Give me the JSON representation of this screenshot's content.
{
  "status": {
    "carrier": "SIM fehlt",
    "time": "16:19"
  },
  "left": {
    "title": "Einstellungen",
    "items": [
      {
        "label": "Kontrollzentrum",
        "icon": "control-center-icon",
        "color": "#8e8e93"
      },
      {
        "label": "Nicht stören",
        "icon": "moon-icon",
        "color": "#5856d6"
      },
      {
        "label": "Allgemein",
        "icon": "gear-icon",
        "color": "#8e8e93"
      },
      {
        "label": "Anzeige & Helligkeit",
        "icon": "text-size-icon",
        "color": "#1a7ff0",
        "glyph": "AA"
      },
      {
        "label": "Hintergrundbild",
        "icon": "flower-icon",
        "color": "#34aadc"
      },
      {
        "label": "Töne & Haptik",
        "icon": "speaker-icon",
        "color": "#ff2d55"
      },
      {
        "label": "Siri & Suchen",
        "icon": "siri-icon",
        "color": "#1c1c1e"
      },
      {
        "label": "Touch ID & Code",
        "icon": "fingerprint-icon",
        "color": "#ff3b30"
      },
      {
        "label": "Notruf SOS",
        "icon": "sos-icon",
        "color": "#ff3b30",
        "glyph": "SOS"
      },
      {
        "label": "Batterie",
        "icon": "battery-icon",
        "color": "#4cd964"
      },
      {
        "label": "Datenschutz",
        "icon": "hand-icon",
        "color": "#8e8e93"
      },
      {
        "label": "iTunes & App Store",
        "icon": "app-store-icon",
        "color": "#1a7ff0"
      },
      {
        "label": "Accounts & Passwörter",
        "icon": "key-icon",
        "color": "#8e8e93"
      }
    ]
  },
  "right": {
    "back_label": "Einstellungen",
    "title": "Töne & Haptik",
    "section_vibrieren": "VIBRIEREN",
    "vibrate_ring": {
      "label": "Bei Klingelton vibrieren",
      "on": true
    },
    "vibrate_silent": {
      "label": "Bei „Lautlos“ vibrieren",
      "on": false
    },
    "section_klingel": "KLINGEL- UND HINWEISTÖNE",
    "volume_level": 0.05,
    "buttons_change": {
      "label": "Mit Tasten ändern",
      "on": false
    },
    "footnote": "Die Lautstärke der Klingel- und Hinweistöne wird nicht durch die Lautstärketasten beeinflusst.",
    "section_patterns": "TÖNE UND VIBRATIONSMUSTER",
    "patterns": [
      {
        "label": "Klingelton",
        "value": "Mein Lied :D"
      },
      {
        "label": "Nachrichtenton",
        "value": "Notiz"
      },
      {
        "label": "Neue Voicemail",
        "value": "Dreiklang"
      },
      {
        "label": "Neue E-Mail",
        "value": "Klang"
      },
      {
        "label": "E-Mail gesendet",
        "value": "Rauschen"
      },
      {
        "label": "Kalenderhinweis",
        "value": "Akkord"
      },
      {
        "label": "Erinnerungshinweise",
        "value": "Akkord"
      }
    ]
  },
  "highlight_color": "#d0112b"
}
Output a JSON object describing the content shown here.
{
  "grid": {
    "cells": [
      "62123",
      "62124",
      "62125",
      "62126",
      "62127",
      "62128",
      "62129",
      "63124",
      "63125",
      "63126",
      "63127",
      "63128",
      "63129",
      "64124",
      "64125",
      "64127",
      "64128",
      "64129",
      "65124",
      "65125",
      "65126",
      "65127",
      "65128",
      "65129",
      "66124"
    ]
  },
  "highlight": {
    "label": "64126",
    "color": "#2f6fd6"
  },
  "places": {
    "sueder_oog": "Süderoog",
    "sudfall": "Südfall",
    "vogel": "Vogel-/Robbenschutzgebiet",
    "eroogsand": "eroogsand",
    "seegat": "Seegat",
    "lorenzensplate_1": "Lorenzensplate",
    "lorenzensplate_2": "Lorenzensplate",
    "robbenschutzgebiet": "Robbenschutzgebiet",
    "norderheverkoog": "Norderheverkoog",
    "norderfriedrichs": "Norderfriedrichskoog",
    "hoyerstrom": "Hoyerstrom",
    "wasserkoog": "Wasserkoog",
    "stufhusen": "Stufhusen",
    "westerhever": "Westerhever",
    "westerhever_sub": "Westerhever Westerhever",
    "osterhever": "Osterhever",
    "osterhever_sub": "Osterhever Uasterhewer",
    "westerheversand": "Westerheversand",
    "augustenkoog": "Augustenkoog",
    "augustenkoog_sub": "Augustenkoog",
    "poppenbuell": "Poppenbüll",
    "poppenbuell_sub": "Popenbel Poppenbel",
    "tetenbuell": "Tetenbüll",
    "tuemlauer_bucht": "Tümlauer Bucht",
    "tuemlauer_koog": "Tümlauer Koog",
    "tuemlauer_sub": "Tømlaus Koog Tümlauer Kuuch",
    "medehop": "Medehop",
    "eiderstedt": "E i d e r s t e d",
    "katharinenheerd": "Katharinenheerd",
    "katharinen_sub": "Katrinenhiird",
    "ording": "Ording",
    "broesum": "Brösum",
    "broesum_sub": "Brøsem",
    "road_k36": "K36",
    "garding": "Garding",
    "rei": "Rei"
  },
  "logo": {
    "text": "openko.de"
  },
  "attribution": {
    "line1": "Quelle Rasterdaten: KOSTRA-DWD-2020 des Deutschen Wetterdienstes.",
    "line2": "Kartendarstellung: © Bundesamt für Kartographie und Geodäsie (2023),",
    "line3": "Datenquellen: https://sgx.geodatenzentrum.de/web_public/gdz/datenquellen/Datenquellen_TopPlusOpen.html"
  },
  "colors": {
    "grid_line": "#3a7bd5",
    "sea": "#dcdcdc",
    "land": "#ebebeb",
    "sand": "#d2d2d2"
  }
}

____

Task to complete: Each entry above needs to be retyped exactly.

Written solution:
Give me the JSON representation of this screenshot's content.
{
  "status": {
    "carrier": "SIM fehlt",
    "time": "16:19"
  },
  "left": {
    "title": "Einstellungen",
    "items": [
      {
        "label": "Kontrollzentrum",
        "icon": "control-center-icon",
        "color": "#8e8e93"
      },
      {
        "label": "Nicht stören",
        "icon": "moon-icon",
        "color": "#5856d6"
      },
      {
        "label": "Allgemein",
        "icon": "gear-icon",
        "color": "#8e8e93"
      },
      {
        "label": "Anzeige & Helligkeit",
        "icon": "text-size-icon",
        "color": "#1a7ff0",
        "glyph": "AA"
      },
      {
        "label": "Hintergrundbild",
        "icon": "flower-icon",
        "color": "#34aadc"
      },
      {
        "label": "Töne & Haptik",
        "icon": "speaker-icon",
        "color": "#ff2d55"
      },
      {
        "label": "Siri & Suchen",
        "icon": "siri-icon",
        "color": "#1c1c1e"
      },
      {
        "label": "Touch ID & Code",
        "icon": "fingerprint-icon",
        "color": "#ff3b30"
      },
      {
        "label": "Notruf SOS",
        "icon": "sos-icon",
        "color": "#ff3b30",
        "glyph": "SOS"
      },
      {
        "label": "Batterie",
        "icon": "battery-icon",
        "color": "#4cd964"
      },
      {
        "label": "Datenschutz",
        "icon": "hand-icon",
        "color": "#8e8e93"
      },
      {
        "label": "iTunes & App Store",
        "icon": "app-store-icon",
        "color": "#1a7ff0"
      },
      {
        "label": "Accounts & Passwörter",
        "icon": "key-icon",
        "color": "#8e8e93"
      }
    ]
  },
  "right": {
    "back_label": "Einstellungen",
    "title": "Töne & Haptik",
    "section_vibrieren": "VIBRIEREN",
    "vibrate_ring": {
      "label": "Bei Klingelton vibrieren",
      "on": true
    },
    "vibrate_silent": {
      "label": "Bei „Lautlos“ vibrieren",
      "on": false
    },
    "section_klingel": "KLINGEL- UND HINWEISTÖNE",
    "volume_level": 0.05,
    "buttons_change": {
      "label": "Mit Tasten ändern",
      "on": false
    },
    "footnote": "Die Lautstärke der Klingel- und Hinweistöne wird nicht durch die Lautstärketasten beeinflusst.",
    "section_patterns": "TÖNE UND VIBRATIONSMUSTER",
    "patterns": [
      {
        "label": "Klingelton",
        "value": "Mein Lied :D"
      },
      {
        "label": "Nachrichtenton",
        "value": "Notiz"
      },
      {
        "label": "Neue Voicemail",
        "value": "Dreiklang"
      },
      {
        "label": "Neue E-Mail",
        "value": "Klang"
      },
      {
        "label": "E-Mail gesendet",
        "value": "Rauschen"
      },
      {
        "label": "Kalenderhinweis",
        "value": "Akkord"
      },
      {
        "label": "Erinnerungshinweise",
        "value": "Akkord"
      }
    ]
  },
  "highlight_color": "#d0112b"
}
Output a JSON object describing the content shown here.
{
  "grid": {
    "cells": [
      "62123",
      "62124",
      "62125",
      "62126",
      "62127",
      "62128",
      "62129",
      "63124",
      "63125",
      "63126",
      "63127",
      "63128",
      "63129",
      "64124",
      "64125",
      "64127",
      "64128",
      "64129",
      "65124",
      "65125",
      "65126",
      "65127",
      "65128",
      "65129",
      "66124"
    ]
  },
  "highlight": {
    "label": "64126",
    "color": "#2f6fd6"
  },
  "places": {
    "sueder_oog": "Süderoog",
    "sudfall": "Südfall",
    "vogel": "Vogel-/Robbenschutzgebiet",
    "eroogsand": "eroogsand",
    "seegat": "Seegat",
    "lorenzensplate_1": "Lorenzensplate",
    "lorenzensplate_2": "Lorenzensplate",
    "robbenschutzgebiet": "Robbenschutzgebiet",
    "norderheverkoog": "Norderheverkoog",
    "norderfriedrichs": "Norderfriedrichskoog",
    "hoyerstrom": "Hoyerstrom",
    "wasserkoog": "Wasserkoog",
    "stufhusen": "Stufhusen",
    "westerhever": "Westerhever",
    "westerhever_sub": "Westerhever Westerhever",
    "osterhever": "Osterhever",
    "osterhever_sub": "Osterhever Uasterhewer",
    "westerheversand": "Westerheversand",
    "augustenkoog": "Augustenkoog",
    "augustenkoog_sub": "Augustenkoog",
    "poppenbuell": "Poppenbüll",
    "poppenbuell_sub": "Popenbel Poppenbel",
    "tetenbuell": "Tetenbüll",
    "tuemlauer_bucht": "Tümlauer Bucht",
    "tuemlauer_koog": "Tümlauer Koog",
    "tuemlauer_sub": "Tømlaus Koog Tümlauer Kuuch",
    "medehop": "Medehop",
    "eiderstedt": "E i d e r s t e d",
    "katharinenheerd": "Katharinenheerd",
    "katharinen_sub": "Katrinenhiird",
    "ording": "Ording",
    "broesum": "Brösum",
    "broesum_sub": "Brøsem",
    "road_k36": "K36",
    "garding": "Garding",
    "rei": "Rei"
  },
  "logo": {
    "text": "openko.de"
  },
  "attribution": {
    "line1": "Quelle Rasterdaten: KOSTRA-DWD-2020 des Deutschen Wetterdienstes.",
    "line2": "Kartendarstellung: © Bundesamt für Kartographie und Geodäsie (2023),",
    "line3": "Datenquellen: https://sgx.geodatenzentrum.de/web_public/gdz/datenquellen/Datenquellen_TopPlusOpen.html"
  },
  "colors": {
    "grid_line": "#3a7bd5",
    "sea": "#dcdcdc",
    "land": "#ebebeb",
    "sand": "#d2d2d2"
  }
}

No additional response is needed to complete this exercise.